Given exercise — Locate and copy each line in the data that contains the word "icon".

[Start Data to process]

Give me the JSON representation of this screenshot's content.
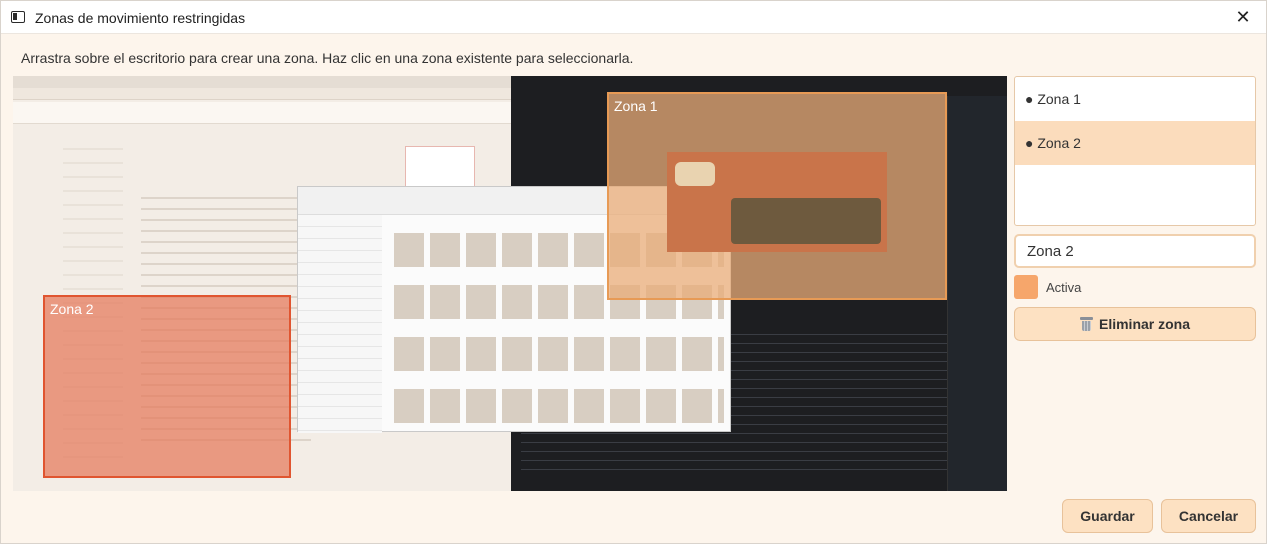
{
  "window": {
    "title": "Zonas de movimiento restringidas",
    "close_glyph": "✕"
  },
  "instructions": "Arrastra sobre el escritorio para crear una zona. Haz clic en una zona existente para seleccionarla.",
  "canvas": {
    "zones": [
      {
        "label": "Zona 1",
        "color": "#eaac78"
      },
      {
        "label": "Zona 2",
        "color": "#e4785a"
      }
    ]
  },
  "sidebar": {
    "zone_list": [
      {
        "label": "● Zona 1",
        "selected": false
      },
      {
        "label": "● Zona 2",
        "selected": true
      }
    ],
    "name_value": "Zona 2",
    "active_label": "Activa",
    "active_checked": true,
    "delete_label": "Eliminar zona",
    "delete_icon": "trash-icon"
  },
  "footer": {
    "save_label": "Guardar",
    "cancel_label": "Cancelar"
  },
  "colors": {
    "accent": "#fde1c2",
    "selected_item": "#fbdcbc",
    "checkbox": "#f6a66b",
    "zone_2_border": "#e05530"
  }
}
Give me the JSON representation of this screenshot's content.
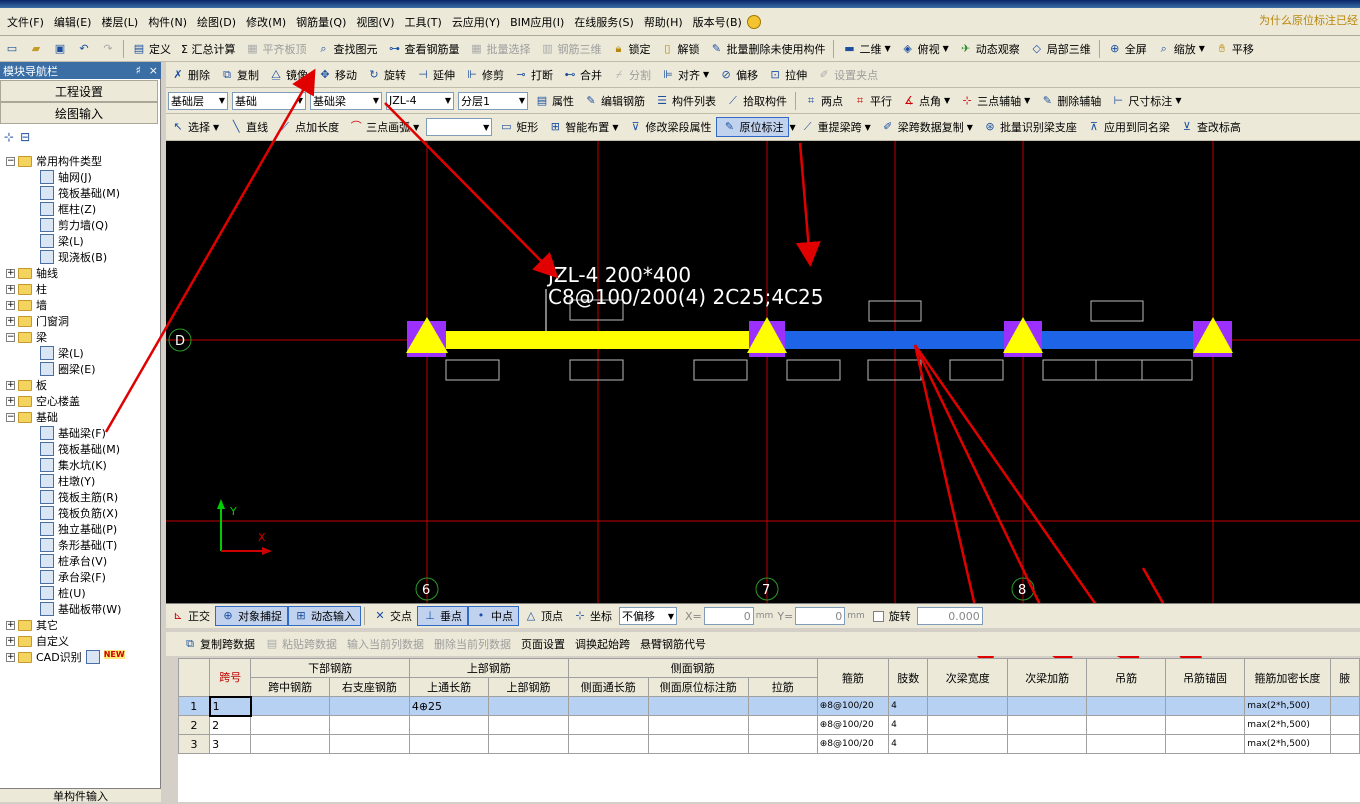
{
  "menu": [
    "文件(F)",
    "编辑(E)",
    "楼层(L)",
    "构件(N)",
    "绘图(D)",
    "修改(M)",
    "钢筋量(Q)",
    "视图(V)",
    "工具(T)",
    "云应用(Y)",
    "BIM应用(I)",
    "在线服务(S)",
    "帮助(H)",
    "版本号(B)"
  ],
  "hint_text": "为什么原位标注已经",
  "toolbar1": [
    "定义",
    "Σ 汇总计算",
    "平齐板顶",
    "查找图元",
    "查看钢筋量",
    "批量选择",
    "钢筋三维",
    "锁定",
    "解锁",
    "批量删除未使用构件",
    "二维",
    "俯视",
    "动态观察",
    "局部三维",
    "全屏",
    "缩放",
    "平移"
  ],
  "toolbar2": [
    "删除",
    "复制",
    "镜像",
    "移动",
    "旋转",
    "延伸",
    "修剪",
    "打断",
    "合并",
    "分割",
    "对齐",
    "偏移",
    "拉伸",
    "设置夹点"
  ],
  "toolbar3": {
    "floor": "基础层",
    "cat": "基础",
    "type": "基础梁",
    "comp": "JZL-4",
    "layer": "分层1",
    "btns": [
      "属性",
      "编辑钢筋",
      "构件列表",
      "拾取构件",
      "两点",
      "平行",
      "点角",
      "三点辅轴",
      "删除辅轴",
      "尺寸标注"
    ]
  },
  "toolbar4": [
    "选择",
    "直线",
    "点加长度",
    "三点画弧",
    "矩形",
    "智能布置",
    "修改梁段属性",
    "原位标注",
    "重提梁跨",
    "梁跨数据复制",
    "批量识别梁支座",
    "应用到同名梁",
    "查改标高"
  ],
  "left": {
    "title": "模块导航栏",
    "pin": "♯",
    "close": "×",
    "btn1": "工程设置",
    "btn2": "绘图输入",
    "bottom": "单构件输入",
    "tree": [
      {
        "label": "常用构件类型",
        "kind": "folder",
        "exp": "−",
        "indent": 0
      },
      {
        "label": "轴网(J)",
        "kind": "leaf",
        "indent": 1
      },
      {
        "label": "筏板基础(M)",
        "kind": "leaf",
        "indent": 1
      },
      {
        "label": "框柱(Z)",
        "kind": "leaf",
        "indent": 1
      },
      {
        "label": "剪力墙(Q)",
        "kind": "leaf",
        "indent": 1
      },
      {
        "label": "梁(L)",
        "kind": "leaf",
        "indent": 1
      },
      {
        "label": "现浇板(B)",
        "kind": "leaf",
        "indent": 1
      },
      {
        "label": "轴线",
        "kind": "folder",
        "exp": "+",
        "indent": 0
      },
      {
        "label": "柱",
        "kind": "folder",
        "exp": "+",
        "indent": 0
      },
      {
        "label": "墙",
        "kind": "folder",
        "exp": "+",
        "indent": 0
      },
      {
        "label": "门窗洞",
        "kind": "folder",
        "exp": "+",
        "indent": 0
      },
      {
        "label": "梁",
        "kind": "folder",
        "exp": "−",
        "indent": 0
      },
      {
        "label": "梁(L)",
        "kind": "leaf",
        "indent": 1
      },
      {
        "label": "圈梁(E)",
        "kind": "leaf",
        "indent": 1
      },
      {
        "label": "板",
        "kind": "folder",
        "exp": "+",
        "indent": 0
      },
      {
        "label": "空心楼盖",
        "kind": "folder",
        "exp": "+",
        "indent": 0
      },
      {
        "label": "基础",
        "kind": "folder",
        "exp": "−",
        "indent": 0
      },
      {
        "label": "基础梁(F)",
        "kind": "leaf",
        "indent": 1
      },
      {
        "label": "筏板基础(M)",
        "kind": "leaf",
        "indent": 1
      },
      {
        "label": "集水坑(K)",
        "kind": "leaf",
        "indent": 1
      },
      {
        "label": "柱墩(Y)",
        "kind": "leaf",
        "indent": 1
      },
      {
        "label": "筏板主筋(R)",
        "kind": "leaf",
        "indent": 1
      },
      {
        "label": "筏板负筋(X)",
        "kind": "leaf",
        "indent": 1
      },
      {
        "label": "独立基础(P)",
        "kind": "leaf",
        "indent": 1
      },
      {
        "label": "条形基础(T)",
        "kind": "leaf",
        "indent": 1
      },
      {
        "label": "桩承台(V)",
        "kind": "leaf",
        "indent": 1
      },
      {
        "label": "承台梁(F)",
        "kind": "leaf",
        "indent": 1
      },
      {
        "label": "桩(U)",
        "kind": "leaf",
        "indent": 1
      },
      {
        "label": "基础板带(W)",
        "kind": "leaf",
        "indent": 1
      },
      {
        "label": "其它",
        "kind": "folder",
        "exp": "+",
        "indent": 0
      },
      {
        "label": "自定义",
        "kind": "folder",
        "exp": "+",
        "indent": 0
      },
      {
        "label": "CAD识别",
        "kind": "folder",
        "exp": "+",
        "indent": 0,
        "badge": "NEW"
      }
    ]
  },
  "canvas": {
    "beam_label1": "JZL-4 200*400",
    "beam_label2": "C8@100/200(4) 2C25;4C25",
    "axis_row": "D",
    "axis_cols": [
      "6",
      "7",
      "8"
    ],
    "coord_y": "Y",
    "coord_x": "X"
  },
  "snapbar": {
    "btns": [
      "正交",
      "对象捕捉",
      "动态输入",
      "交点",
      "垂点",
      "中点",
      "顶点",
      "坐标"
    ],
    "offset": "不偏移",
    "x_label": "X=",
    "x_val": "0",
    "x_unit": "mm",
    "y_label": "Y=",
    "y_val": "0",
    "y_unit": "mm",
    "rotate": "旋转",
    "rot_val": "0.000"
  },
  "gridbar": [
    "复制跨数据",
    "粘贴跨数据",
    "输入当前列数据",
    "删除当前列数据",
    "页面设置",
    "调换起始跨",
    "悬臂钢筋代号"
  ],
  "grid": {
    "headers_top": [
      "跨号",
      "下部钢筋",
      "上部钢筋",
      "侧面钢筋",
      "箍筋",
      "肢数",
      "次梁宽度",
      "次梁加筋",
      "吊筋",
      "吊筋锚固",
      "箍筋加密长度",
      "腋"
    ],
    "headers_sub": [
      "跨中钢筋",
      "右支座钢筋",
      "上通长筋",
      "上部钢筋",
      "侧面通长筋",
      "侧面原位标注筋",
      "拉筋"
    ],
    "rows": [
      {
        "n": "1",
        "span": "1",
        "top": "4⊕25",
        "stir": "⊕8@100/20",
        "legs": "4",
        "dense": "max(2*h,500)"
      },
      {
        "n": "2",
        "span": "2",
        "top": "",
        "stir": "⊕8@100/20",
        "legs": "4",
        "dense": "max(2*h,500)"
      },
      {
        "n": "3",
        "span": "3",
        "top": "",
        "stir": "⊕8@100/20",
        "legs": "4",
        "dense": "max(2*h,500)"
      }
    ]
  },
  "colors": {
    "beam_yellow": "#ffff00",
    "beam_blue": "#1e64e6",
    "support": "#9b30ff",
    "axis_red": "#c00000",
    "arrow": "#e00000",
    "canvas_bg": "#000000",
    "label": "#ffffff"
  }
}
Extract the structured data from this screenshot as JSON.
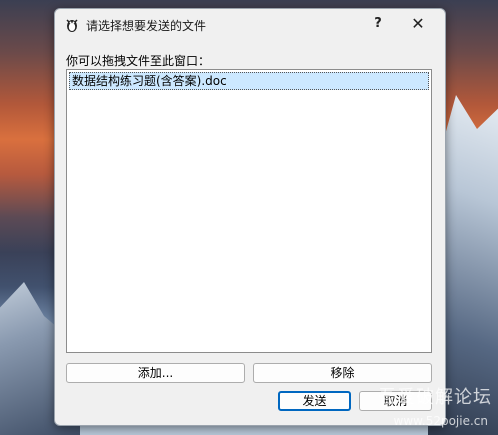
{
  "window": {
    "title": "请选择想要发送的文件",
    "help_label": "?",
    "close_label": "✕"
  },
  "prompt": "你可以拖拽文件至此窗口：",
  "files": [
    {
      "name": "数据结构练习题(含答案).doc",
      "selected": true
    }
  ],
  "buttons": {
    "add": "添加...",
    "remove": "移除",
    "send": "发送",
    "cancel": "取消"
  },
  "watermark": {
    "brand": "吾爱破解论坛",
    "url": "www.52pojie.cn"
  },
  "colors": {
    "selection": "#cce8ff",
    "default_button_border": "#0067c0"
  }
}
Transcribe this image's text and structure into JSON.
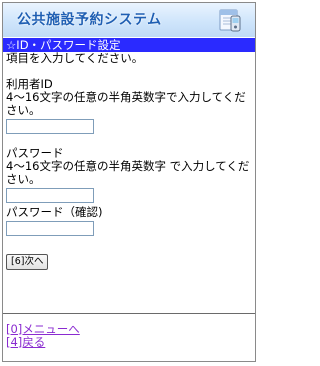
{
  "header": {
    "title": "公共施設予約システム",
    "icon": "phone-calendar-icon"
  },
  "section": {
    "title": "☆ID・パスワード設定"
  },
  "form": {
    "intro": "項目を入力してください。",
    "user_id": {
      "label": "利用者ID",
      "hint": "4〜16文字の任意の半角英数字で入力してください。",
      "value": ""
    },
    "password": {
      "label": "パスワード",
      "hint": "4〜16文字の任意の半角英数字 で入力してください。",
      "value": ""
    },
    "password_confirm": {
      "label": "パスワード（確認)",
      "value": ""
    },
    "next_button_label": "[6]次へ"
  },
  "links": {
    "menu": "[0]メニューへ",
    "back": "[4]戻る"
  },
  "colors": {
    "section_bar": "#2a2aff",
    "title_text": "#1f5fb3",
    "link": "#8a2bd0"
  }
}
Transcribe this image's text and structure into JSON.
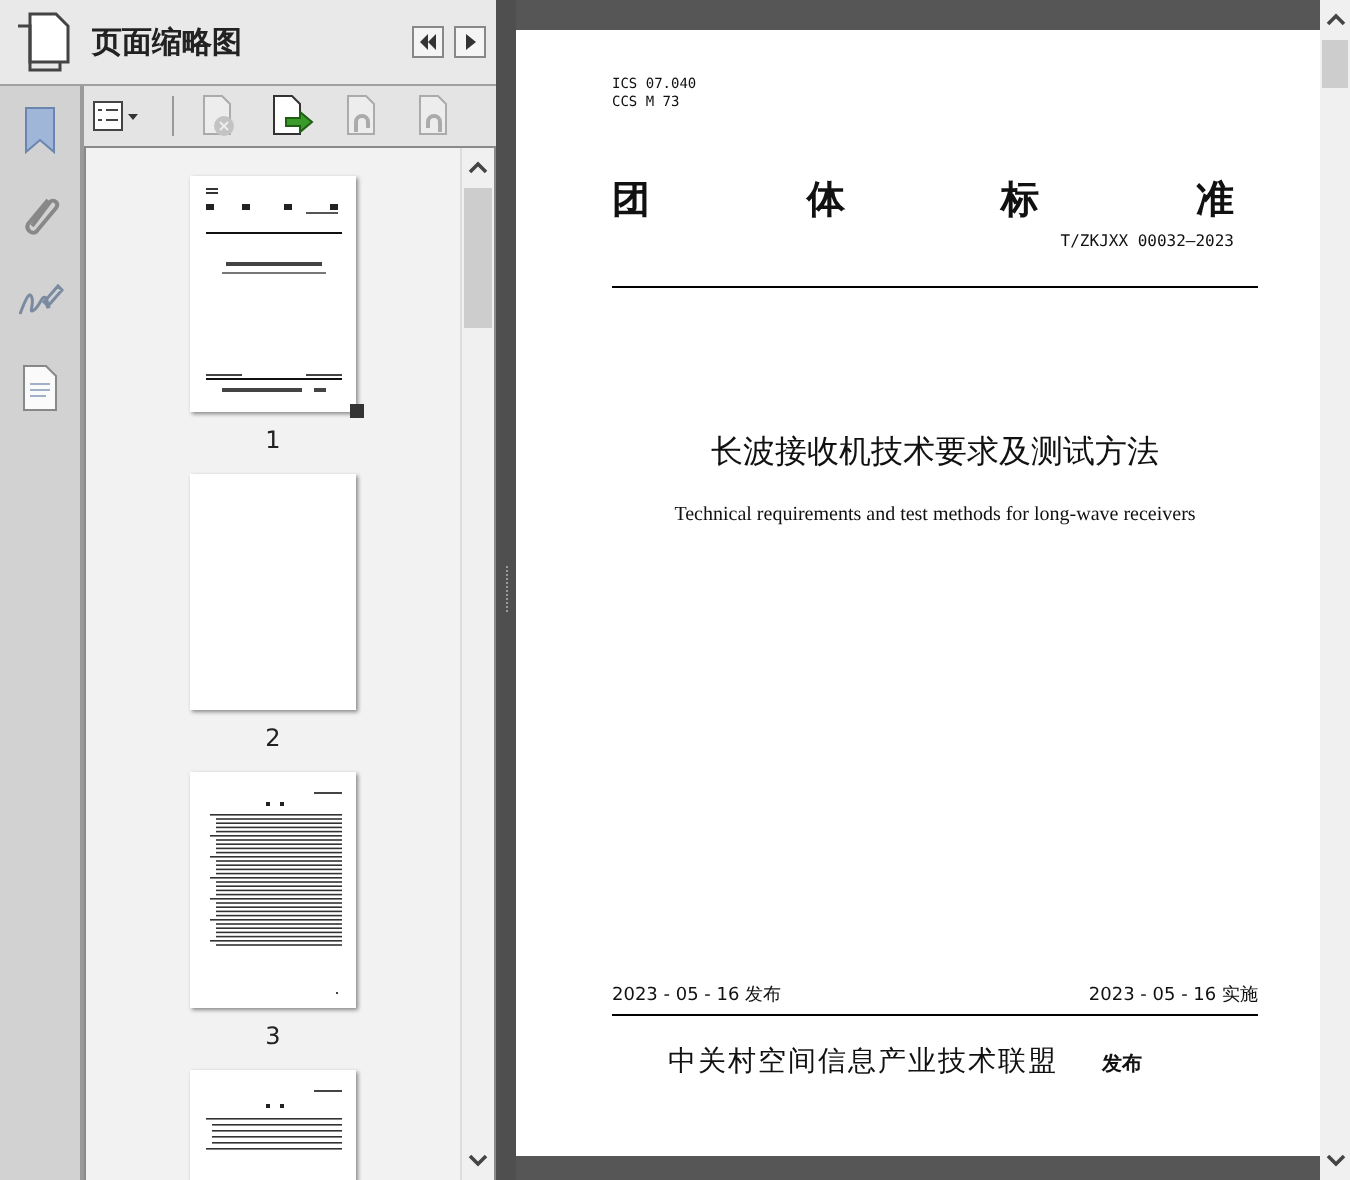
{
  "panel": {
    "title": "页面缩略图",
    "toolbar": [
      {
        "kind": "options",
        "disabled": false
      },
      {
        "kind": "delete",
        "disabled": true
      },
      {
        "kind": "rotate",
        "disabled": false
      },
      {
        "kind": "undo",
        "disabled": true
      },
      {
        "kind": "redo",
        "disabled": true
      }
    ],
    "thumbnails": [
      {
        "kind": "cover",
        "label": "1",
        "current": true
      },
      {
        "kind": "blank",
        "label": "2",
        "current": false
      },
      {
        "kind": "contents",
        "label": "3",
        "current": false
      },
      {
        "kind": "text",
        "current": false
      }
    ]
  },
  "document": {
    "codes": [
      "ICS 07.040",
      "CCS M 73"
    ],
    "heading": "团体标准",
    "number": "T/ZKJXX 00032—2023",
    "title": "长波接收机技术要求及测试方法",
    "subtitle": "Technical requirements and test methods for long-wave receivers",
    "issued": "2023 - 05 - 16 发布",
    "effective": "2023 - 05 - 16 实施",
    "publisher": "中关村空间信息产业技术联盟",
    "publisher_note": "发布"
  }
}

[End Data to process]

Written response —
    "delete_icon": "trash-icon"
    "icon": "phone-calendar-icon"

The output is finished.